## PROBLEM STATEMENT:
Quote every line as given.

## DATASET ROWS:
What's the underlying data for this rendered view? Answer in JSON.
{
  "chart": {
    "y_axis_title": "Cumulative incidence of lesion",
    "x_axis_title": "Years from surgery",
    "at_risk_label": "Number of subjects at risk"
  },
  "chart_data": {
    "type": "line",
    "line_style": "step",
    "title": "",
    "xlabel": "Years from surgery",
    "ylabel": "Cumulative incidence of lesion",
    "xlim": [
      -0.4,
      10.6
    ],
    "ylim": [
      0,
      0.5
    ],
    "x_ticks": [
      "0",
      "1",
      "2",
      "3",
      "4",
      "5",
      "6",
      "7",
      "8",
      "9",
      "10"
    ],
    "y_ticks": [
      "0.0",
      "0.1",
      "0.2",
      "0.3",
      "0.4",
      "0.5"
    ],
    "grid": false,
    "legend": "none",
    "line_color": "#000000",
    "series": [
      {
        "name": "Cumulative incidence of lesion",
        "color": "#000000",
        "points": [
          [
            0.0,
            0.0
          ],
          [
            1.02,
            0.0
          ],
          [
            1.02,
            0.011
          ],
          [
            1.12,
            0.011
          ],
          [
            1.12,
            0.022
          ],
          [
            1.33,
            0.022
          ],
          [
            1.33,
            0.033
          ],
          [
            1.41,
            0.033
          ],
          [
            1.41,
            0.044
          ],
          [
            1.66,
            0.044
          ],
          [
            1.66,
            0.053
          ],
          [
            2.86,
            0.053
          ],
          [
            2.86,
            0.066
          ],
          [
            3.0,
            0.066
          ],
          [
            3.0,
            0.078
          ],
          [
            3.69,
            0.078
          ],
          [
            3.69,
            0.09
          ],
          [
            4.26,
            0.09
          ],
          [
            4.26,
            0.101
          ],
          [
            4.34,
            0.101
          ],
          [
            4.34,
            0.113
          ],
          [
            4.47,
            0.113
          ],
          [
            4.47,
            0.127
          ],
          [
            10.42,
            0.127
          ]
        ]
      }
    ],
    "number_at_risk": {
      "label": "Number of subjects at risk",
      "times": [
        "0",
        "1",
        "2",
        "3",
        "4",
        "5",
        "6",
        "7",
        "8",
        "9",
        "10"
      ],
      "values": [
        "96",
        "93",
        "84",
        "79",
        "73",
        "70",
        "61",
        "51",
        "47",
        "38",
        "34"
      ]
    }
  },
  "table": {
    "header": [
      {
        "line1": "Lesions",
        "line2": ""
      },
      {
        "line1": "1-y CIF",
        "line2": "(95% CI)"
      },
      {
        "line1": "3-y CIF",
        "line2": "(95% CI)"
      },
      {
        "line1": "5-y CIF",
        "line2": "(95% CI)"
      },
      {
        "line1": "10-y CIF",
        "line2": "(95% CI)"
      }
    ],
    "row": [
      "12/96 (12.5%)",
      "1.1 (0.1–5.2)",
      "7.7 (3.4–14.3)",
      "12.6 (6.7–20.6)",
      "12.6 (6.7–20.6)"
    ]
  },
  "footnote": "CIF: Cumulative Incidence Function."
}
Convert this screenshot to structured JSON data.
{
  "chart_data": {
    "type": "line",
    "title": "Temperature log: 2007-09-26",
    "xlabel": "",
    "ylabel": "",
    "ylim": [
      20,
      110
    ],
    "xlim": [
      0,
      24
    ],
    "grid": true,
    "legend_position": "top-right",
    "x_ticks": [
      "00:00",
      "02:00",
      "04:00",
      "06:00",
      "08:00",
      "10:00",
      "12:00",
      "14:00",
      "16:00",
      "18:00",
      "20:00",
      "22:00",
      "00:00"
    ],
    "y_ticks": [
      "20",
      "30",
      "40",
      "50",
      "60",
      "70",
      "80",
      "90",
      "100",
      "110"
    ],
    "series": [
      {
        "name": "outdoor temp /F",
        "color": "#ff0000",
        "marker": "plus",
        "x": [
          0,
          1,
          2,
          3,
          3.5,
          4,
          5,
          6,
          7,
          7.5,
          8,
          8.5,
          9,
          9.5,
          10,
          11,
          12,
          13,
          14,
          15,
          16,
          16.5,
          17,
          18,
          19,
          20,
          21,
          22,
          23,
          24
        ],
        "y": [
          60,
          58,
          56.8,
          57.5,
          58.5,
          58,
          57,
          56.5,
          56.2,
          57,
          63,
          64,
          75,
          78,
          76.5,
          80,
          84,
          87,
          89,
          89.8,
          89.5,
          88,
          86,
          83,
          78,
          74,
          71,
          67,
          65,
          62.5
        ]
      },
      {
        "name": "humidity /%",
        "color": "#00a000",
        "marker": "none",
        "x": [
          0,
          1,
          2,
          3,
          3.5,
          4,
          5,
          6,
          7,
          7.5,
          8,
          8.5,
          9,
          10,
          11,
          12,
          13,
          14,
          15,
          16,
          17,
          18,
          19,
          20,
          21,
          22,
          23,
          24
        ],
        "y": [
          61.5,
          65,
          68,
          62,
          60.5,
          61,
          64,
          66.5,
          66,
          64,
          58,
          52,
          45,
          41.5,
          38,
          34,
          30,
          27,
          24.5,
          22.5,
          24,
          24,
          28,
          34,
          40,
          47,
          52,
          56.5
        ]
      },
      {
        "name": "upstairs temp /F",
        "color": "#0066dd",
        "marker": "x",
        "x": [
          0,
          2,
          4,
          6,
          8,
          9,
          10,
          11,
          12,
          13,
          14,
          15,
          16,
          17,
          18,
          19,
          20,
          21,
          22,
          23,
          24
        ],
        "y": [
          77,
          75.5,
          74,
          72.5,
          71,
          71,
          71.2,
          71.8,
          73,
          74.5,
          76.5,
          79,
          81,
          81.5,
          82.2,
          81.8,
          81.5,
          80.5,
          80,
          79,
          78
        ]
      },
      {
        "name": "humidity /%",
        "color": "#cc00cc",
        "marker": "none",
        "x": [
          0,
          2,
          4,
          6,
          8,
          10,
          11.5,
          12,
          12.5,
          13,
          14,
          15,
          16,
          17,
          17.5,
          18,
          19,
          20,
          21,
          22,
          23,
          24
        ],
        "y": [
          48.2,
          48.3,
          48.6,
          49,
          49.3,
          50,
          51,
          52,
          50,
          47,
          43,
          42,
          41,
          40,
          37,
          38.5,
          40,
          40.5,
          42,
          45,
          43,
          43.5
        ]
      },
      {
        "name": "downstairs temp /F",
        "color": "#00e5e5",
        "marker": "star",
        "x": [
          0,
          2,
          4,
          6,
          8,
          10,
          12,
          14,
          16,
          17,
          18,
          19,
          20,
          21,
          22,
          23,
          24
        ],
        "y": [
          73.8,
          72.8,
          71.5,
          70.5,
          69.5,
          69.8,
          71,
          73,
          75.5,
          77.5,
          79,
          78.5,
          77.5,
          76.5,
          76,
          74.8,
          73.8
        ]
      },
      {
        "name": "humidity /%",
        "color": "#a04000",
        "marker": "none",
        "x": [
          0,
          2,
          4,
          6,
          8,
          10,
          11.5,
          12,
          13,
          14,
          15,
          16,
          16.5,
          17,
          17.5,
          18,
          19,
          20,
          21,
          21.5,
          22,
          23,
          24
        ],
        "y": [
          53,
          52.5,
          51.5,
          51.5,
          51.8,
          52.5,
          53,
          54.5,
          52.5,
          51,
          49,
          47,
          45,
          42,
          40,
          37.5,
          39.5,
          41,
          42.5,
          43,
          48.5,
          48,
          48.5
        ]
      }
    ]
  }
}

## SOLUTION:
What's the underlying data for this rendered view? Answer in JSON.
{
  "chart": {
    "y_axis_title": "Cumulative incidence of lesion",
    "x_axis_title": "Years from surgery",
    "at_risk_label": "Number of subjects at risk"
  },
  "chart_data": {
    "type": "line",
    "line_style": "step",
    "title": "",
    "xlabel": "Years from surgery",
    "ylabel": "Cumulative incidence of lesion",
    "xlim": [
      -0.4,
      10.6
    ],
    "ylim": [
      0,
      0.5
    ],
    "x_ticks": [
      "0",
      "1",
      "2",
      "3",
      "4",
      "5",
      "6",
      "7",
      "8",
      "9",
      "10"
    ],
    "y_ticks": [
      "0.0",
      "0.1",
      "0.2",
      "0.3",
      "0.4",
      "0.5"
    ],
    "grid": false,
    "legend": "none",
    "line_color": "#000000",
    "series": [
      {
        "name": "Cumulative incidence of lesion",
        "color": "#000000",
        "points": [
          [
            0.0,
            0.0
          ],
          [
            1.02,
            0.0
          ],
          [
            1.02,
            0.011
          ],
          [
            1.12,
            0.011
          ],
          [
            1.12,
            0.022
          ],
          [
            1.33,
            0.022
          ],
          [
            1.33,
            0.033
          ],
          [
            1.41,
            0.033
          ],
          [
            1.41,
            0.044
          ],
          [
            1.66,
            0.044
          ],
          [
            1.66,
            0.053
          ],
          [
            2.86,
            0.053
          ],
          [
            2.86,
            0.066
          ],
          [
            3.0,
            0.066
          ],
          [
            3.0,
            0.078
          ],
          [
            3.69,
            0.078
          ],
          [
            3.69,
            0.09
          ],
          [
            4.26,
            0.09
          ],
          [
            4.26,
            0.101
          ],
          [
            4.34,
            0.101
          ],
          [
            4.34,
            0.113
          ],
          [
            4.47,
            0.113
          ],
          [
            4.47,
            0.127
          ],
          [
            10.42,
            0.127
          ]
        ]
      }
    ],
    "number_at_risk": {
      "label": "Number of subjects at risk",
      "times": [
        "0",
        "1",
        "2",
        "3",
        "4",
        "5",
        "6",
        "7",
        "8",
        "9",
        "10"
      ],
      "values": [
        "96",
        "93",
        "84",
        "79",
        "73",
        "70",
        "61",
        "51",
        "47",
        "38",
        "34"
      ]
    }
  },
  "table": {
    "header": [
      {
        "line1": "Lesions",
        "line2": ""
      },
      {
        "line1": "1-y CIF",
        "line2": "(95% CI)"
      },
      {
        "line1": "3-y CIF",
        "line2": "(95% CI)"
      },
      {
        "line1": "5-y CIF",
        "line2": "(95% CI)"
      },
      {
        "line1": "10-y CIF",
        "line2": "(95% CI)"
      }
    ],
    "row": [
      "12/96 (12.5%)",
      "1.1 (0.1–5.2)",
      "7.7 (3.4–14.3)",
      "12.6 (6.7–20.6)",
      "12.6 (6.7–20.6)"
    ]
  },
  "footnote": "CIF: Cumulative Incidence Function."
}
Convert this screenshot to structured JSON data.
{
  "chart_data": {
    "type": "line",
    "title": "Temperature log: 2007-09-26",
    "xlabel": "",
    "ylabel": "",
    "ylim": [
      20,
      110
    ],
    "xlim": [
      0,
      24
    ],
    "grid": true,
    "legend_position": "top-right",
    "x_ticks": [
      "00:00",
      "02:00",
      "04:00",
      "06:00",
      "08:00",
      "10:00",
      "12:00",
      "14:00",
      "16:00",
      "18:00",
      "20:00",
      "22:00",
      "00:00"
    ],
    "y_ticks": [
      "20",
      "30",
      "40",
      "50",
      "60",
      "70",
      "80",
      "90",
      "100",
      "110"
    ],
    "series": [
      {
        "name": "outdoor temp /F",
        "color": "#ff0000",
        "marker": "plus",
        "x": [
          0,
          1,
          2,
          3,
          3.5,
          4,
          5,
          6,
          7,
          7.5,
          8,
          8.5,
          9,
          9.5,
          10,
          11,
          12,
          13,
          14,
          15,
          16,
          16.5,
          17,
          18,
          19,
          20,
          21,
          22,
          23,
          24
        ],
        "y": [
          60,
          58,
          56.8,
          57.5,
          58.5,
          58,
          57,
          56.5,
          56.2,
          57,
          63,
          64,
          75,
          78,
          76.5,
          80,
          84,
          87,
          89,
          89.8,
          89.5,
          88,
          86,
          83,
          78,
          74,
          71,
          67,
          65,
          62.5
        ]
      },
      {
        "name": "humidity /%",
        "color": "#00a000",
        "marker": "none",
        "x": [
          0,
          1,
          2,
          3,
          3.5,
          4,
          5,
          6,
          7,
          7.5,
          8,
          8.5,
          9,
          10,
          11,
          12,
          13,
          14,
          15,
          16,
          17,
          18,
          19,
          20,
          21,
          22,
          23,
          24
        ],
        "y": [
          61.5,
          65,
          68,
          62,
          60.5,
          61,
          64,
          66.5,
          66,
          64,
          58,
          52,
          45,
          41.5,
          38,
          34,
          30,
          27,
          24.5,
          22.5,
          24,
          24,
          28,
          34,
          40,
          47,
          52,
          56.5
        ]
      },
      {
        "name": "upstairs temp /F",
        "color": "#0066dd",
        "marker": "x",
        "x": [
          0,
          2,
          4,
          6,
          8,
          9,
          10,
          11,
          12,
          13,
          14,
          15,
          16,
          17,
          18,
          19,
          20,
          21,
          22,
          23,
          24
        ],
        "y": [
          77,
          75.5,
          74,
          72.5,
          71,
          71,
          71.2,
          71.8,
          73,
          74.5,
          76.5,
          79,
          81,
          81.5,
          82.2,
          81.8,
          81.5,
          80.5,
          80,
          79,
          78
        ]
      },
      {
        "name": "humidity /%",
        "color": "#cc00cc",
        "marker": "none",
        "x": [
          0,
          2,
          4,
          6,
          8,
          10,
          11.5,
          12,
          12.5,
          13,
          14,
          15,
          16,
          17,
          17.5,
          18,
          19,
          20,
          21,
          22,
          23,
          24
        ],
        "y": [
          48.2,
          48.3,
          48.6,
          49,
          49.3,
          50,
          51,
          52,
          50,
          47,
          43,
          42,
          41,
          40,
          37,
          38.5,
          40,
          40.5,
          42,
          45,
          43,
          43.5
        ]
      },
      {
        "name": "downstairs temp /F",
        "color": "#00e5e5",
        "marker": "star",
        "x": [
          0,
          2,
          4,
          6,
          8,
          10,
          12,
          14,
          16,
          17,
          18,
          19,
          20,
          21,
          22,
          23,
          24
        ],
        "y": [
          73.8,
          72.8,
          71.5,
          70.5,
          69.5,
          69.8,
          71,
          73,
          75.5,
          77.5,
          79,
          78.5,
          77.5,
          76.5,
          76,
          74.8,
          73.8
        ]
      },
      {
        "name": "humidity /%",
        "color": "#a04000",
        "marker": "none",
        "x": [
          0,
          2,
          4,
          6,
          8,
          10,
          11.5,
          12,
          13,
          14,
          15,
          16,
          16.5,
          17,
          17.5,
          18,
          19,
          20,
          21,
          21.5,
          22,
          23,
          24
        ],
        "y": [
          53,
          52.5,
          51.5,
          51.5,
          51.8,
          52.5,
          53,
          54.5,
          52.5,
          51,
          49,
          47,
          45,
          42,
          40,
          37.5,
          39.5,
          41,
          42.5,
          43,
          48.5,
          48,
          48.5
        ]
      }
    ]
  }
}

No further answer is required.